▶ _OPDRACHTEN_:
(a) Noem alle trefwoorden die in de naslagtekst over de klassieke oudheid worden behandeld, in de volgorde waarin ze verschijnen.
(b) Vul de naslagtekst over de klassieke oudheid aan met het volgende deel, aansluitend op het laatste trefwoord.

═══ BRONTEKST

Cassis, 1) oorspronkelijk de helm van metaal in tegenstelling van den lederen helm, galea. Later evenwel werd de naam galea voor alle soorten van helmen gebezigd. Nevenvorm is cassida.—2) een jachtnet.
Cassiterides insulae, Κασσιτερίδες νῆσοι, de Scilly-eilanden ten Z. W. van Britannia. Hierheen brachten de inboorlingen van Cornwallis in met leer overtrokken booten het engelsche tin en lood, dat ze tegen aarde- en koperwerk en zout vooral aan de inwoners van Tartessus verkochten.
Cassivelaunus, aanvoerder der Britten tijdens de tweede landing van Caesar in Britannia.
Cassotis, Κασσοτίς, bron in den delphischen tempel, zie Delphi. Ook de nimf van die bron.
Castalia, Κασταλία, bron op den Parnassus, aan Apollo en de Muzen gewijd; wie van het water uit deze bron dronk, werd met dichterlijke geestdrift vervuld; ook werd het voor reinigingen, enz. in den delphischen tempel gebruikt.—Den naam Castalia had deze bron naar eene nimf, die er in gesprongen was, daar zij de liefde van Apollo niet beantwoordde en aan zijne vervolgingen niet konde ontkomen.
Castalides, Κασταλίδες, de Muzen, zoo genoemd naar de bron Castalia.

══════
═══ LIJST

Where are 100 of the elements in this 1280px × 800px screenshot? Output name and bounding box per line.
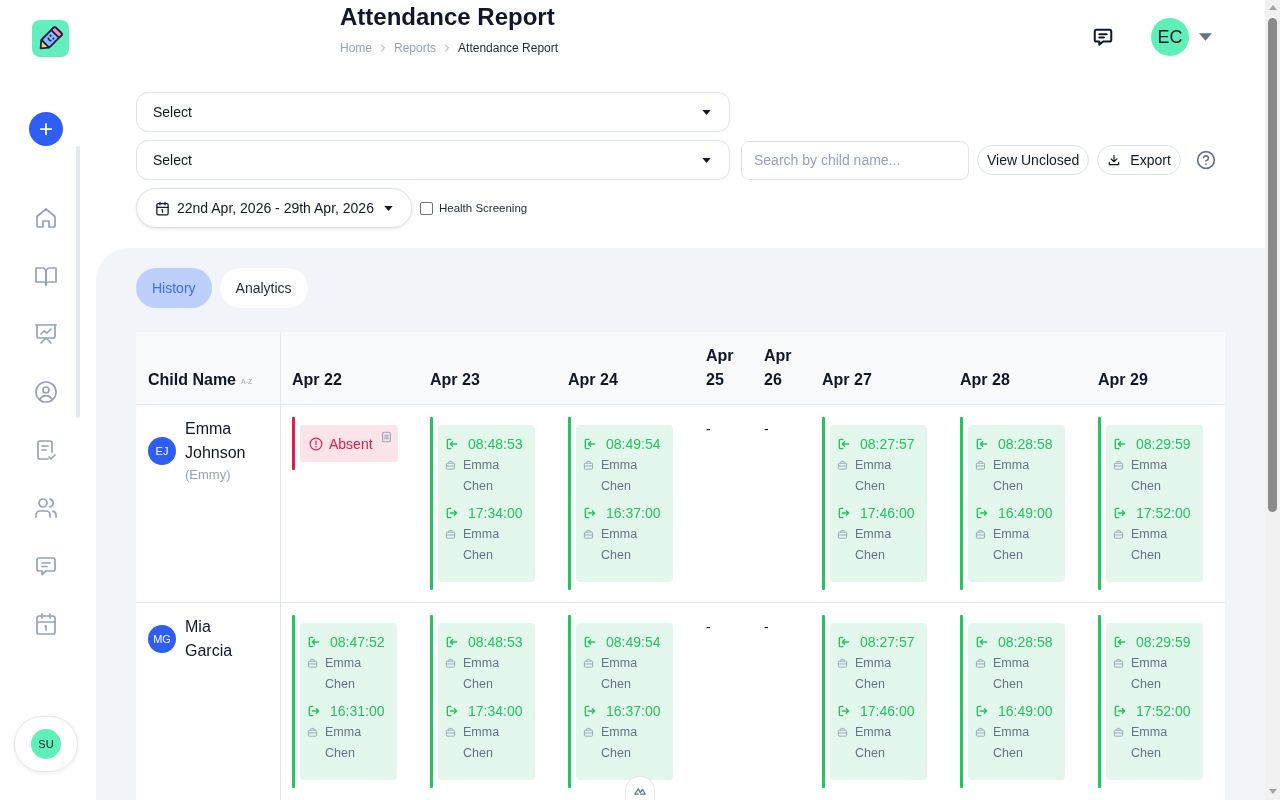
logout-icon: [1113, 704, 1127, 718]
briefcase-icon: [837, 658, 848, 669]
presentation-icon[interactable]: [34, 322, 58, 346]
staff-name: Emma Chen: [855, 457, 893, 495]
check-in-time: 08:47:52: [330, 634, 385, 650]
briefcase-icon: [445, 658, 456, 669]
user-menu[interactable]: SU: [14, 716, 78, 772]
attendance-card[interactable]: 08:48:53 Emma Chen 17:34:00 Emma Chen: [438, 425, 535, 582]
briefcase-icon: [975, 460, 986, 471]
staff-name: Emma Chen: [601, 724, 639, 762]
column-header: Apr 23: [430, 370, 480, 390]
checkbox-label[interactable]: Health Screening: [438, 202, 528, 214]
login-icon: [975, 635, 989, 649]
staff-name: Emma Chen: [1131, 526, 1169, 564]
empty-marker: -: [764, 619, 769, 635]
search-field[interactable]: Search by child name...: [741, 140, 969, 180]
add-button[interactable]: [29, 112, 63, 146]
child-name[interactable]: Emma Johnson: [185, 417, 257, 465]
column-header: Apr 29: [1098, 370, 1148, 390]
login-icon: [837, 635, 851, 649]
filter-button[interactable]: View Unclosed: [977, 145, 1090, 175]
user-avatar[interactable]: EC: [1151, 18, 1189, 56]
staff-name: Emma Chen: [601, 655, 639, 693]
staff-name: Emma Chen: [855, 655, 893, 693]
logout-icon: [975, 704, 989, 718]
attendance-card[interactable]: 08:27:57 Emma Chen 17:46:00 Emma Chen: [830, 425, 927, 582]
tab[interactable]: History: [136, 268, 212, 308]
staff-name: Emma Chen: [601, 526, 639, 564]
home-icon[interactable]: [34, 206, 58, 230]
briefcase-icon: [1113, 460, 1124, 471]
book-icon[interactable]: [34, 264, 58, 288]
check-in-time: 08:27:57: [860, 634, 915, 650]
caret-down-icon: [702, 157, 711, 163]
download-icon: [1107, 153, 1122, 167]
select-dropdown[interactable]: Select: [136, 140, 730, 180]
attendance-card[interactable]: 08:29:59 Emma Chen 17:52:00 Emma Chen: [1106, 425, 1203, 582]
check-in-time: 08:28:58: [998, 634, 1053, 650]
select-dropdown[interactable]: Select: [136, 92, 730, 132]
staff-name: Emma Chen: [463, 457, 501, 495]
check-out-time: 16:49:00: [998, 505, 1053, 521]
calendar-icon: [155, 200, 170, 216]
briefcase-icon: [1113, 658, 1124, 669]
attendance-card[interactable]: 08:28:58 Emma Chen 16:49:00 Emma Chen: [968, 623, 1065, 780]
logout-icon: [445, 704, 459, 718]
help-icon[interactable]: [1195, 150, 1216, 170]
empty-marker: -: [764, 421, 769, 437]
note-icon[interactable]: [382, 431, 391, 443]
attendance-card[interactable]: 08:47:52 Emma Chen 16:31:00 Emma Chen: [300, 623, 397, 780]
user-circle-icon[interactable]: [34, 380, 58, 404]
checklist-icon[interactable]: [34, 438, 58, 462]
date-range-picker[interactable]: 22nd Apr, 2026 - 29th Apr, 2026: [136, 188, 412, 228]
briefcase-icon: [1113, 529, 1124, 540]
page-scrollbar[interactable]: [1265, 0, 1280, 800]
checkbox[interactable]: [419, 201, 433, 215]
message-icon[interactable]: [1092, 26, 1114, 48]
calendar-icon[interactable]: [34, 612, 58, 636]
breadcrumb-link[interactable]: Home: [340, 40, 372, 56]
staff-name: Emma Chen: [463, 724, 501, 762]
app-logo[interactable]: [31, 20, 69, 57]
child-avatar: EJ: [148, 437, 176, 465]
attendance-card[interactable]: 08:49:54 Emma Chen 16:37:00 Emma Chen: [576, 623, 673, 780]
user-avatar[interactable]: SU: [31, 729, 61, 759]
staff-name: Emma Chen: [1131, 457, 1169, 495]
check-out-time: 17:46:00: [860, 505, 915, 521]
briefcase-icon: [975, 727, 986, 738]
check-in-time: 08:49:54: [606, 436, 661, 452]
column-header: Apr 22: [292, 370, 342, 390]
child-name[interactable]: Mia Garcia: [185, 615, 257, 663]
empty-marker: -: [706, 421, 711, 437]
column-header: Apr 28: [960, 370, 1010, 390]
attendance-card[interactable]: 08:48:53 Emma Chen 17:34:00 Emma Chen: [438, 623, 535, 780]
briefcase-icon: [837, 727, 848, 738]
check-out-time: 17:34:00: [468, 505, 523, 521]
staff-name: Emma Chen: [993, 655, 1031, 693]
login-icon: [445, 635, 459, 649]
caret-down-icon[interactable]: [1199, 33, 1212, 41]
logout-icon: [837, 704, 851, 718]
briefcase-icon: [307, 727, 318, 738]
column-header[interactable]: Child Name: [148, 368, 236, 392]
users-icon[interactable]: [34, 496, 58, 520]
attendance-card[interactable]: 08:27:57 Emma Chen 17:46:00 Emma Chen: [830, 623, 927, 780]
staff-name: Emma Chen: [325, 724, 363, 762]
check-out-time: 17:46:00: [860, 703, 915, 719]
export-button[interactable]: Export: [1097, 145, 1181, 175]
attendance-card[interactable]: 08:28:58 Emma Chen 16:49:00 Emma Chen: [968, 425, 1065, 582]
attendance-card[interactable]: 08:49:54 Emma Chen 16:37:00 Emma Chen: [576, 425, 673, 582]
staff-name: Emma Chen: [463, 526, 501, 564]
tab[interactable]: Analytics: [219, 268, 308, 308]
attendance-card[interactable]: 08:29:59 Emma Chen 17:52:00 Emma Chen: [1106, 623, 1203, 780]
briefcase-icon: [445, 460, 456, 471]
staff-name: Emma Chen: [993, 457, 1031, 495]
breadcrumb-link[interactable]: Reports: [394, 40, 437, 56]
logout-icon: [583, 704, 597, 718]
absent-card[interactable]: Absent: [300, 425, 398, 462]
check-in-time: 08:27:57: [860, 436, 915, 452]
check-out-time: 16:37:00: [606, 703, 661, 719]
check-in-time: 08:48:53: [468, 436, 523, 452]
briefcase-icon: [445, 727, 456, 738]
check-in-time: 08:48:53: [468, 634, 523, 650]
login-icon: [1113, 635, 1127, 649]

══════

▶ _ANTWOORDEN_:
(a) Cassis, Cassiterides insulae, Cassivelaunus, Cassotis, Castalia, Castalides

(b)
Castellum, fort of kleine vesting. In den keizertijd zijn het de kleine wachtposten aan de grenzen, waarover sedert de 3de eeuw de grenssoldaten (de latere milites limitanei) verdeeld werden. Zie verder vicus no. 3. Castellum aquae, reservoir bij eene waterleiding, dikwijls een sierlijk gebouwde en met beeldwerk en zuilen versierde soort van watertoren, vanwaar het water dan naar verschillende fonteinen en gebouwen werd geleid.
Castōlus, Καστωλός, vermoedelijk eene stad in Lydia, in de nabijheid van Sardes, met eene vlakte, die tot verzamelplaats der troepen diende.
Castor, Κάστωρ, 1) z. Dioscūri.—2) schoonzoon van Deiotarus, schreef een vervolg op de Χρονικά van Apollodorus (no. 1), dat tot het jaar 61 liep.